- [Goal]:
Each entry here needs to be set down again exactly, please; pictures are left out.

- [Recorded information]:

[Begin]

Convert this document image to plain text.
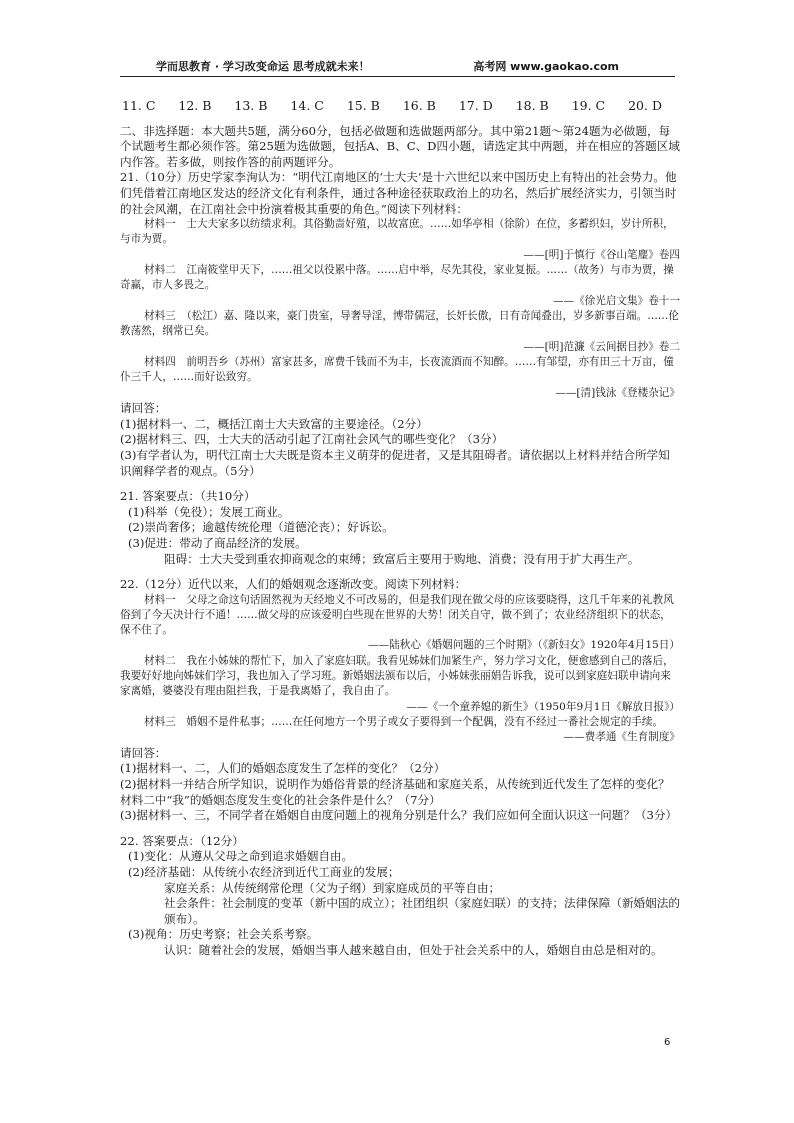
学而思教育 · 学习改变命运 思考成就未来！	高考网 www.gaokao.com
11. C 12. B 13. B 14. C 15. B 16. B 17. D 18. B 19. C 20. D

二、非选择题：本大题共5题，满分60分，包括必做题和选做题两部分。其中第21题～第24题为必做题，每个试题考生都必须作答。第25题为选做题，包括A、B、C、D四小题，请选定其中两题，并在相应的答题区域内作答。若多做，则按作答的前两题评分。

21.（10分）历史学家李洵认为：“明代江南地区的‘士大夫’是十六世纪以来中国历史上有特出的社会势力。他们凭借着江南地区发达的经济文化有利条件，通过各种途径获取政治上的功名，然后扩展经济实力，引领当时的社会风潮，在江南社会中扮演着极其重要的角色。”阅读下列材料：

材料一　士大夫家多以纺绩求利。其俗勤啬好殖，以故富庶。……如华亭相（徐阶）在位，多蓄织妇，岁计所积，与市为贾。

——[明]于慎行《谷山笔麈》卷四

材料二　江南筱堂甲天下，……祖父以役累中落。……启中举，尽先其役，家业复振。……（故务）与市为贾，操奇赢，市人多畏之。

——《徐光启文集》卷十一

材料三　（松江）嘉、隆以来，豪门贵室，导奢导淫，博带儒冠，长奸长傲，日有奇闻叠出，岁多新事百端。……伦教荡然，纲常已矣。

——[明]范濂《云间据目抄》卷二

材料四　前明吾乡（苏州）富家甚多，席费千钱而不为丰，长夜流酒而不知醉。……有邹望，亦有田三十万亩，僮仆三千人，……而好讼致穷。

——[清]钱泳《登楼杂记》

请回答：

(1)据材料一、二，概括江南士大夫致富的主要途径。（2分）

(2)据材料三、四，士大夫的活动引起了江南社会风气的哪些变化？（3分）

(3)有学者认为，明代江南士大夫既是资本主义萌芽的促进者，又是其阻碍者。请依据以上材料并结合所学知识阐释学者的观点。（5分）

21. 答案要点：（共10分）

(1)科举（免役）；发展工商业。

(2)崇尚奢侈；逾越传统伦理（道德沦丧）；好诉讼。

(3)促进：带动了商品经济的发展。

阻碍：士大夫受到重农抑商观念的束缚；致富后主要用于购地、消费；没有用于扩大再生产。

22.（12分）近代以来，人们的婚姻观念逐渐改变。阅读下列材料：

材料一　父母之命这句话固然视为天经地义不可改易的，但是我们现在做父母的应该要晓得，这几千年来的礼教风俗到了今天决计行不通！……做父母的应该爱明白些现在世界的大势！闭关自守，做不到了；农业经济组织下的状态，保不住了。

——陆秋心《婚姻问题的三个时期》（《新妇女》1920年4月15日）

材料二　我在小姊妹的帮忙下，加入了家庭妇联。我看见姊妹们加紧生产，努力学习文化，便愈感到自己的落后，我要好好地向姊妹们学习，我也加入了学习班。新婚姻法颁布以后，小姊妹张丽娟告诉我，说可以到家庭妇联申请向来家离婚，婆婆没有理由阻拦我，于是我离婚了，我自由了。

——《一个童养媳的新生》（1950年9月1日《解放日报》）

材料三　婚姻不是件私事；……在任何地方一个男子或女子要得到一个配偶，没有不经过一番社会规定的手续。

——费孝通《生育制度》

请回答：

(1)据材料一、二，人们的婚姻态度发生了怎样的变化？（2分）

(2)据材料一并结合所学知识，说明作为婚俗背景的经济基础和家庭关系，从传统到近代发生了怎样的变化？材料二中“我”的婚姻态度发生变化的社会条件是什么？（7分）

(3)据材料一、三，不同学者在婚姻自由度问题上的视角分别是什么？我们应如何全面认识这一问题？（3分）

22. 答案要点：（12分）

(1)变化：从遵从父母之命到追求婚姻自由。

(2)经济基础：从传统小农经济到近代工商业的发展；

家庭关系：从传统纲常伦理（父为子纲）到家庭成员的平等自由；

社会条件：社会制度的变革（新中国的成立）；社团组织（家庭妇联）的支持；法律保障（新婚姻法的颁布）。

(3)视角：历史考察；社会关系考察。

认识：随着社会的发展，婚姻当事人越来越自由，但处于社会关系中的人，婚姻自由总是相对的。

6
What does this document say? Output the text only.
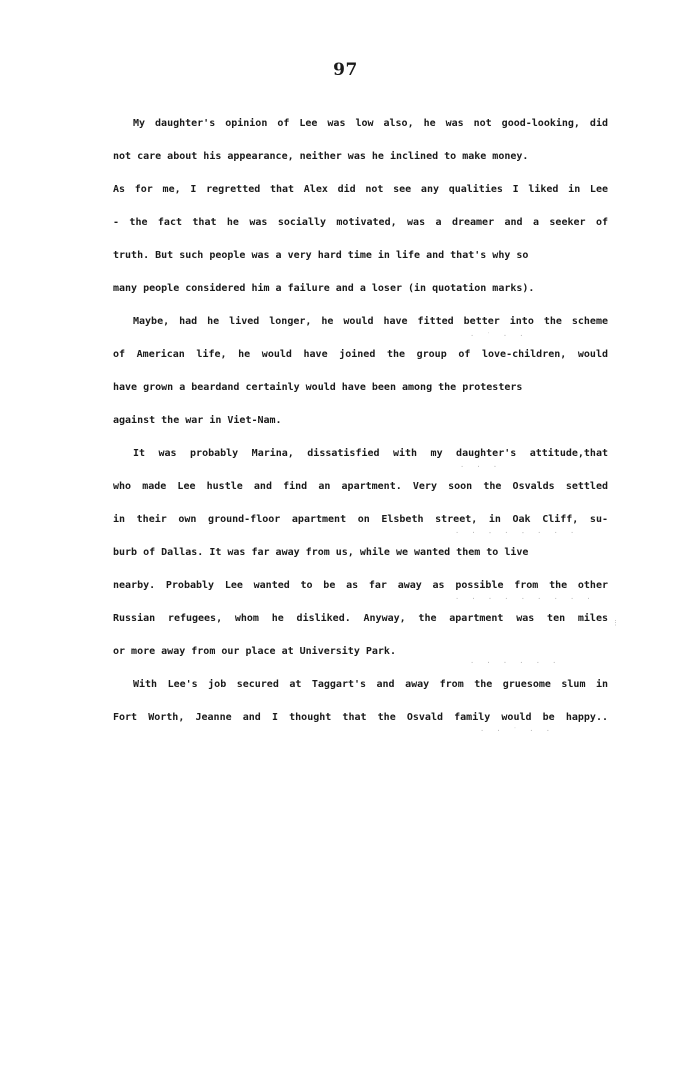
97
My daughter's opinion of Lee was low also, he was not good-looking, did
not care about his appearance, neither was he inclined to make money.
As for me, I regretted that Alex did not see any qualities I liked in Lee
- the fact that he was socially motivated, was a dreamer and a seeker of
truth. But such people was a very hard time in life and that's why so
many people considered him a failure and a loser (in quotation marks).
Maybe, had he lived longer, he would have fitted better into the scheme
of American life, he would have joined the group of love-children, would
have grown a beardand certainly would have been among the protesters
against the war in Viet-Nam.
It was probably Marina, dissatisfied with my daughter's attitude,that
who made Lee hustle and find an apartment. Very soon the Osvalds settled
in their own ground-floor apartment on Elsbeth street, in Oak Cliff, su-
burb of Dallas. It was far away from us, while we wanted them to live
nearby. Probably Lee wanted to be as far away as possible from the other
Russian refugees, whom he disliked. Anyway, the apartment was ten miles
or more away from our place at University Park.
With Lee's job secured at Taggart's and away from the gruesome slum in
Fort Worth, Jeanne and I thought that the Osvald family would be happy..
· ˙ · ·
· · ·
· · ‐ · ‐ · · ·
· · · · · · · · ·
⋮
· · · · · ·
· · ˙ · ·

[End]

- [Finished exercise]:
Convert this document image to plain text.
学而思教育 · 学习改变命运 思考成就未来！	高考网 www.gaokao.com
11. C 12. B 13. B 14. C 15. B 16. B 17. D 18. B 19. C 20. D

二、非选择题：本大题共5题，满分60分，包括必做题和选做题两部分。其中第21题～第24题为必做题，每个试题考生都必须作答。第25题为选做题，包括A、B、C、D四小题，请选定其中两题，并在相应的答题区域内作答。若多做，则按作答的前两题评分。

21.（10分）历史学家李洵认为：“明代江南地区的‘士大夫’是十六世纪以来中国历史上有特出的社会势力。他们凭借着江南地区发达的经济文化有利条件，通过各种途径获取政治上的功名，然后扩展经济实力，引领当时的社会风潮，在江南社会中扮演着极其重要的角色。”阅读下列材料：

材料一　士大夫家多以纺绩求利。其俗勤啬好殖，以故富庶。……如华亭相（徐阶）在位，多蓄织妇，岁计所积，与市为贾。

——[明]于慎行《谷山笔麈》卷四

材料二　江南筱堂甲天下，……祖父以役累中落。……启中举，尽先其役，家业复振。……（故务）与市为贾，操奇赢，市人多畏之。

——《徐光启文集》卷十一

材料三　（松江）嘉、隆以来，豪门贵室，导奢导淫，博带儒冠，长奸长傲，日有奇闻叠出，岁多新事百端。……伦教荡然，纲常已矣。

——[明]范濂《云间据目抄》卷二

材料四　前明吾乡（苏州）富家甚多，席费千钱而不为丰，长夜流酒而不知醉。……有邹望，亦有田三十万亩，僮仆三千人，……而好讼致穷。

——[清]钱泳《登楼杂记》

请回答：

(1)据材料一、二，概括江南士大夫致富的主要途径。（2分）

(2)据材料三、四，士大夫的活动引起了江南社会风气的哪些变化？（3分）

(3)有学者认为，明代江南士大夫既是资本主义萌芽的促进者，又是其阻碍者。请依据以上材料并结合所学知识阐释学者的观点。（5分）

21. 答案要点：（共10分）

(1)科举（免役）；发展工商业。

(2)崇尚奢侈；逾越传统伦理（道德沦丧）；好诉讼。

(3)促进：带动了商品经济的发展。

阻碍：士大夫受到重农抑商观念的束缚；致富后主要用于购地、消费；没有用于扩大再生产。

22.（12分）近代以来，人们的婚姻观念逐渐改变。阅读下列材料：

材料一　父母之命这句话固然视为天经地义不可改易的，但是我们现在做父母的应该要晓得，这几千年来的礼教风俗到了今天决计行不通！……做父母的应该爱明白些现在世界的大势！闭关自守，做不到了；农业经济组织下的状态，保不住了。

——陆秋心《婚姻问题的三个时期》（《新妇女》1920年4月15日）

材料二　我在小姊妹的帮忙下，加入了家庭妇联。我看见姊妹们加紧生产，努力学习文化，便愈感到自己的落后，我要好好地向姊妹们学习，我也加入了学习班。新婚姻法颁布以后，小姊妹张丽娟告诉我，说可以到家庭妇联申请向来家离婚，婆婆没有理由阻拦我，于是我离婚了，我自由了。

——《一个童养媳的新生》（1950年9月1日《解放日报》）

材料三　婚姻不是件私事；……在任何地方一个男子或女子要得到一个配偶，没有不经过一番社会规定的手续。

——费孝通《生育制度》

请回答：

(1)据材料一、二，人们的婚姻态度发生了怎样的变化？（2分）

(2)据材料一并结合所学知识，说明作为婚俗背景的经济基础和家庭关系，从传统到近代发生了怎样的变化？材料二中“我”的婚姻态度发生变化的社会条件是什么？（7分）

(3)据材料一、三，不同学者在婚姻自由度问题上的视角分别是什么？我们应如何全面认识这一问题？（3分）

22. 答案要点：（12分）

(1)变化：从遵从父母之命到追求婚姻自由。

(2)经济基础：从传统小农经济到近代工商业的发展；

家庭关系：从传统纲常伦理（父为子纲）到家庭成员的平等自由；

社会条件：社会制度的变革（新中国的成立）；社团组织（家庭妇联）的支持；法律保障（新婚姻法的颁布）。

(3)视角：历史考察；社会关系考察。

认识：随着社会的发展，婚姻当事人越来越自由，但处于社会关系中的人，婚姻自由总是相对的。

6
What does this document say? Output the text only.
97
My daughter's opinion of Lee was low also, he was not good-looking, did
not care about his appearance, neither was he inclined to make money.
As for me, I regretted that Alex did not see any qualities I liked in Lee
- the fact that he was socially motivated, was a dreamer and a seeker of
truth. But such people was a very hard time in life and that's why so
many people considered him a failure and a loser (in quotation marks).
Maybe, had he lived longer, he would have fitted better into the scheme
of American life, he would have joined the group of love-children, would
have grown a beardand certainly would have been among the protesters
against the war in Viet-Nam.
It was probably Marina, dissatisfied with my daughter's attitude,that
who made Lee hustle and find an apartment. Very soon the Osvalds settled
in their own ground-floor apartment on Elsbeth street, in Oak Cliff, su-
burb of Dallas. It was far away from us, while we wanted them to live
nearby. Probably Lee wanted to be as far away as possible from the other
Russian refugees, whom he disliked. Anyway, the apartment was ten miles
or more away from our place at University Park.
With Lee's job secured at Taggart's and away from the gruesome slum in
Fort Worth, Jeanne and I thought that the Osvald family would be happy..
· ˙ · ·
· · ·
· · ‐ · ‐ · · ·
· · · · · · · · ·
⋮
· · · · · ·
· · ˙ · ·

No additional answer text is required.